== Dataset

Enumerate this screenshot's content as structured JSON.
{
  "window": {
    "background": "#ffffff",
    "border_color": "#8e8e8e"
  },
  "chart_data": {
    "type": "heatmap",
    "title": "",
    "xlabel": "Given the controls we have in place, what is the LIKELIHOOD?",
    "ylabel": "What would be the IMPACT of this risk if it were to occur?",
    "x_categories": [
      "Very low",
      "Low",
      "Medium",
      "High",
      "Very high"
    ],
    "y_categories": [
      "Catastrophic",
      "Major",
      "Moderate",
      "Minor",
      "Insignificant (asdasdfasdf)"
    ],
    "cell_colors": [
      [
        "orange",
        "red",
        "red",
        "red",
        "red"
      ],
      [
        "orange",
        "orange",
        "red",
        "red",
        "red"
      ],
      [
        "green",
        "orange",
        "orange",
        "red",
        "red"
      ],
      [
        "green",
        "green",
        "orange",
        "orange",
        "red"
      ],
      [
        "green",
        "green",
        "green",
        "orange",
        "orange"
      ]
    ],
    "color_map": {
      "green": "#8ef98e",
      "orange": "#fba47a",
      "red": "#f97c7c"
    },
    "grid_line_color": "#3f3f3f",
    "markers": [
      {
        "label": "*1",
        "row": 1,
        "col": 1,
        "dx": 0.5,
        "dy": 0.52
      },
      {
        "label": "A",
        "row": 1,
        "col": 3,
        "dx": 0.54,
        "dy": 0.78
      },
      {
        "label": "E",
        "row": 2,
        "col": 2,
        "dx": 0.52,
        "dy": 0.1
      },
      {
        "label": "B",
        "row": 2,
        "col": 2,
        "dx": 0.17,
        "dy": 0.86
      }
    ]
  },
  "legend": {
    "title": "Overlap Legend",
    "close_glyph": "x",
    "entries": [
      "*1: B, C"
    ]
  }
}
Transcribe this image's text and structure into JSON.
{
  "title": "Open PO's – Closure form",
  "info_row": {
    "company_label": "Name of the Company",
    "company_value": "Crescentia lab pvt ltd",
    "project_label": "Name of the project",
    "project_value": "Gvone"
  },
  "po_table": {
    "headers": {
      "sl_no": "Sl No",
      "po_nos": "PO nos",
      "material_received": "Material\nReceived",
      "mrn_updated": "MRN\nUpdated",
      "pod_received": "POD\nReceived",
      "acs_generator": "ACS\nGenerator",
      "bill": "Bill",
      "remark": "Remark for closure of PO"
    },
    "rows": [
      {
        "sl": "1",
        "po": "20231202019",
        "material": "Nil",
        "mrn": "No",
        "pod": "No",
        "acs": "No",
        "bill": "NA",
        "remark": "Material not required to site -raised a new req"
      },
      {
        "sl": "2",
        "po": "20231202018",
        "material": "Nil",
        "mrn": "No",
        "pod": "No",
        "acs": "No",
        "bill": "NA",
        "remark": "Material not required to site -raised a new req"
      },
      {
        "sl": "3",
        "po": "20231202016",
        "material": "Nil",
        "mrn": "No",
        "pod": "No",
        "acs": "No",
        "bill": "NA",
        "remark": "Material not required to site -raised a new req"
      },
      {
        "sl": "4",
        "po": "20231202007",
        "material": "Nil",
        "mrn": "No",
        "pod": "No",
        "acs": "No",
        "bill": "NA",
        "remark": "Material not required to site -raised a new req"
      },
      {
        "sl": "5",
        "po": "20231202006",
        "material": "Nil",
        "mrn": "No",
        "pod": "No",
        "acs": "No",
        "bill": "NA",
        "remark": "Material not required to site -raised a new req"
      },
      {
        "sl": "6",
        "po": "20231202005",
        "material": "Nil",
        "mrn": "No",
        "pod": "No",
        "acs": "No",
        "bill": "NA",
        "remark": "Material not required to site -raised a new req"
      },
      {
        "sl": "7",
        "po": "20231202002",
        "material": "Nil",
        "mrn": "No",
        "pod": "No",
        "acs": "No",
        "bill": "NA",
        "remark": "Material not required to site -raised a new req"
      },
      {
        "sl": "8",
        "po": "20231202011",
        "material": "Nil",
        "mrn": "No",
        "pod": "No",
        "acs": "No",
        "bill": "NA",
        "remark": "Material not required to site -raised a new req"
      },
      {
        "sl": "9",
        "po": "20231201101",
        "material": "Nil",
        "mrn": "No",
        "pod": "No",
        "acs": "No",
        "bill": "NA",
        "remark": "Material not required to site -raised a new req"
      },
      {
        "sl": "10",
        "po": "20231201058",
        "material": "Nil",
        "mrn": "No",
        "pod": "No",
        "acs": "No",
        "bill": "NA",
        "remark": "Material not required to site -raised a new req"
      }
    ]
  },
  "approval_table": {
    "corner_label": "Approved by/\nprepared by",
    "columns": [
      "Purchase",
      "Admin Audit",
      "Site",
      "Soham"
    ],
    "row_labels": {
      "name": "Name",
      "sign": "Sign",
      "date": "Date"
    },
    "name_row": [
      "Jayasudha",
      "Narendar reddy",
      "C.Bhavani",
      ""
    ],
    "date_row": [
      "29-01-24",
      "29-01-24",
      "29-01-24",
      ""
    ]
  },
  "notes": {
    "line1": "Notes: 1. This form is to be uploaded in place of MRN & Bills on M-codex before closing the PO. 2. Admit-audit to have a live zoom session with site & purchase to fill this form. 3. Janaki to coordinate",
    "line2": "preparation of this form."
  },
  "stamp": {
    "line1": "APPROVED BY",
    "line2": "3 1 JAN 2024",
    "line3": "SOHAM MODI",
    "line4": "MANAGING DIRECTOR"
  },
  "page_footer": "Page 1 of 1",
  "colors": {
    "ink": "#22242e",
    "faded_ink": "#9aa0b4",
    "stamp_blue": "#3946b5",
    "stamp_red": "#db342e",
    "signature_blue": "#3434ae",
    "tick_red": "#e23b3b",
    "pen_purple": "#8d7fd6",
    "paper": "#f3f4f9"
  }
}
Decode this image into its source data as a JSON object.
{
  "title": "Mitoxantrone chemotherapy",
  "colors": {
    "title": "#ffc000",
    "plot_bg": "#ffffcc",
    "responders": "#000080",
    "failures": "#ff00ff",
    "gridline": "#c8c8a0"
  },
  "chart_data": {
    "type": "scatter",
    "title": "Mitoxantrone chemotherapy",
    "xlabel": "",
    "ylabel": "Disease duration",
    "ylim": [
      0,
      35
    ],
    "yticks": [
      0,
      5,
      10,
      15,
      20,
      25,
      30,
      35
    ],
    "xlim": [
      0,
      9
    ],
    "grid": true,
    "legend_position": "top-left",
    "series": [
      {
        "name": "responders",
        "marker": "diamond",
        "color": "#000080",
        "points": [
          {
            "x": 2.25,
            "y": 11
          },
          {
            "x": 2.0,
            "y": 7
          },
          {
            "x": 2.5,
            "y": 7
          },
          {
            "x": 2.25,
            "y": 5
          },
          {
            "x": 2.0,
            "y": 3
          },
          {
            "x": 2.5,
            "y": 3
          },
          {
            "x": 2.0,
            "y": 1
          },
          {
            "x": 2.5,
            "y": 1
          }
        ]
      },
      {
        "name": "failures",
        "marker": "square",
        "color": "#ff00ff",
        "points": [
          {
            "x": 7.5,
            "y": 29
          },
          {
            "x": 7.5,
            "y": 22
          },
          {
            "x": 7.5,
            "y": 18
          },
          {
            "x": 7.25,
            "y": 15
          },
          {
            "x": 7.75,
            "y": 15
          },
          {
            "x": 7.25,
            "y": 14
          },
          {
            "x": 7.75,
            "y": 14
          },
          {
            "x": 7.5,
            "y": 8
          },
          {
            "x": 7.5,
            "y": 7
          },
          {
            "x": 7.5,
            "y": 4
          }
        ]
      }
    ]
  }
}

====

▶ **Problem**: Please repeat all the records above exactly as they appear.

▶ **Expected answer**:
Enumerate this screenshot's content as structured JSON.
{
  "window": {
    "background": "#ffffff",
    "border_color": "#8e8e8e"
  },
  "chart_data": {
    "type": "heatmap",
    "title": "",
    "xlabel": "Given the controls we have in place, what is the LIKELIHOOD?",
    "ylabel": "What would be the IMPACT of this risk if it were to occur?",
    "x_categories": [
      "Very low",
      "Low",
      "Medium",
      "High",
      "Very high"
    ],
    "y_categories": [
      "Catastrophic",
      "Major",
      "Moderate",
      "Minor",
      "Insignificant (asdasdfasdf)"
    ],
    "cell_colors": [
      [
        "orange",
        "red",
        "red",
        "red",
        "red"
      ],
      [
        "orange",
        "orange",
        "red",
        "red",
        "red"
      ],
      [
        "green",
        "orange",
        "orange",
        "red",
        "red"
      ],
      [
        "green",
        "green",
        "orange",
        "orange",
        "red"
      ],
      [
        "green",
        "green",
        "green",
        "orange",
        "orange"
      ]
    ],
    "color_map": {
      "green": "#8ef98e",
      "orange": "#fba47a",
      "red": "#f97c7c"
    },
    "grid_line_color": "#3f3f3f",
    "markers": [
      {
        "label": "*1",
        "row": 1,
        "col": 1,
        "dx": 0.5,
        "dy": 0.52
      },
      {
        "label": "A",
        "row": 1,
        "col": 3,
        "dx": 0.54,
        "dy": 0.78
      },
      {
        "label": "E",
        "row": 2,
        "col": 2,
        "dx": 0.52,
        "dy": 0.1
      },
      {
        "label": "B",
        "row": 2,
        "col": 2,
        "dx": 0.17,
        "dy": 0.86
      }
    ]
  },
  "legend": {
    "title": "Overlap Legend",
    "close_glyph": "x",
    "entries": [
      "*1: B, C"
    ]
  }
}
Transcribe this image's text and structure into JSON.
{
  "title": "Open PO's – Closure form",
  "info_row": {
    "company_label": "Name of the Company",
    "company_value": "Crescentia lab pvt ltd",
    "project_label": "Name of the project",
    "project_value": "Gvone"
  },
  "po_table": {
    "headers": {
      "sl_no": "Sl No",
      "po_nos": "PO nos",
      "material_received": "Material\nReceived",
      "mrn_updated": "MRN\nUpdated",
      "pod_received": "POD\nReceived",
      "acs_generator": "ACS\nGenerator",
      "bill": "Bill",
      "remark": "Remark for closure of PO"
    },
    "rows": [
      {
        "sl": "1",
        "po": "20231202019",
        "material": "Nil",
        "mrn": "No",
        "pod": "No",
        "acs": "No",
        "bill": "NA",
        "remark": "Material not required to site -raised a new req"
      },
      {
        "sl": "2",
        "po": "20231202018",
        "material": "Nil",
        "mrn": "No",
        "pod": "No",
        "acs": "No",
        "bill": "NA",
        "remark": "Material not required to site -raised a new req"
      },
      {
        "sl": "3",
        "po": "20231202016",
        "material": "Nil",
        "mrn": "No",
        "pod": "No",
        "acs": "No",
        "bill": "NA",
        "remark": "Material not required to site -raised a new req"
      },
      {
        "sl": "4",
        "po": "20231202007",
        "material": "Nil",
        "mrn": "No",
        "pod": "No",
        "acs": "No",
        "bill": "NA",
        "remark": "Material not required to site -raised a new req"
      },
      {
        "sl": "5",
        "po": "20231202006",
        "material": "Nil",
        "mrn": "No",
        "pod": "No",
        "acs": "No",
        "bill": "NA",
        "remark": "Material not required to site -raised a new req"
      },
      {
        "sl": "6",
        "po": "20231202005",
        "material": "Nil",
        "mrn": "No",
        "pod": "No",
        "acs": "No",
        "bill": "NA",
        "remark": "Material not required to site -raised a new req"
      },
      {
        "sl": "7",
        "po": "20231202002",
        "material": "Nil",
        "mrn": "No",
        "pod": "No",
        "acs": "No",
        "bill": "NA",
        "remark": "Material not required to site -raised a new req"
      },
      {
        "sl": "8",
        "po": "20231202011",
        "material": "Nil",
        "mrn": "No",
        "pod": "No",
        "acs": "No",
        "bill": "NA",
        "remark": "Material not required to site -raised a new req"
      },
      {
        "sl": "9",
        "po": "20231201101",
        "material": "Nil",
        "mrn": "No",
        "pod": "No",
        "acs": "No",
        "bill": "NA",
        "remark": "Material not required to site -raised a new req"
      },
      {
        "sl": "10",
        "po": "20231201058",
        "material": "Nil",
        "mrn": "No",
        "pod": "No",
        "acs": "No",
        "bill": "NA",
        "remark": "Material not required to site -raised a new req"
      }
    ]
  },
  "approval_table": {
    "corner_label": "Approved by/\nprepared by",
    "columns": [
      "Purchase",
      "Admin Audit",
      "Site",
      "Soham"
    ],
    "row_labels": {
      "name": "Name",
      "sign": "Sign",
      "date": "Date"
    },
    "name_row": [
      "Jayasudha",
      "Narendar reddy",
      "C.Bhavani",
      ""
    ],
    "date_row": [
      "29-01-24",
      "29-01-24",
      "29-01-24",
      ""
    ]
  },
  "notes": {
    "line1": "Notes: 1. This form is to be uploaded in place of MRN & Bills on M-codex before closing the PO. 2. Admit-audit to have a live zoom session with site & purchase to fill this form. 3. Janaki to coordinate",
    "line2": "preparation of this form."
  },
  "stamp": {
    "line1": "APPROVED BY",
    "line2": "3 1 JAN 2024",
    "line3": "SOHAM MODI",
    "line4": "MANAGING DIRECTOR"
  },
  "page_footer": "Page 1 of 1",
  "colors": {
    "ink": "#22242e",
    "faded_ink": "#9aa0b4",
    "stamp_blue": "#3946b5",
    "stamp_red": "#db342e",
    "signature_blue": "#3434ae",
    "tick_red": "#e23b3b",
    "pen_purple": "#8d7fd6",
    "paper": "#f3f4f9"
  }
}
Decode this image into its source data as a JSON object.
{
  "title": "Mitoxantrone chemotherapy",
  "colors": {
    "title": "#ffc000",
    "plot_bg": "#ffffcc",
    "responders": "#000080",
    "failures": "#ff00ff",
    "gridline": "#c8c8a0"
  },
  "chart_data": {
    "type": "scatter",
    "title": "Mitoxantrone chemotherapy",
    "xlabel": "",
    "ylabel": "Disease duration",
    "ylim": [
      0,
      35
    ],
    "yticks": [
      0,
      5,
      10,
      15,
      20,
      25,
      30,
      35
    ],
    "xlim": [
      0,
      9
    ],
    "grid": true,
    "legend_position": "top-left",
    "series": [
      {
        "name": "responders",
        "marker": "diamond",
        "color": "#000080",
        "points": [
          {
            "x": 2.25,
            "y": 11
          },
          {
            "x": 2.0,
            "y": 7
          },
          {
            "x": 2.5,
            "y": 7
          },
          {
            "x": 2.25,
            "y": 5
          },
          {
            "x": 2.0,
            "y": 3
          },
          {
            "x": 2.5,
            "y": 3
          },
          {
            "x": 2.0,
            "y": 1
          },
          {
            "x": 2.5,
            "y": 1
          }
        ]
      },
      {
        "name": "failures",
        "marker": "square",
        "color": "#ff00ff",
        "points": [
          {
            "x": 7.5,
            "y": 29
          },
          {
            "x": 7.5,
            "y": 22
          },
          {
            "x": 7.5,
            "y": 18
          },
          {
            "x": 7.25,
            "y": 15
          },
          {
            "x": 7.75,
            "y": 15
          },
          {
            "x": 7.25,
            "y": 14
          },
          {
            "x": 7.75,
            "y": 14
          },
          {
            "x": 7.5,
            "y": 8
          },
          {
            "x": 7.5,
            "y": 7
          },
          {
            "x": 7.5,
            "y": 4
          }
        ]
      }
    ]
  }
}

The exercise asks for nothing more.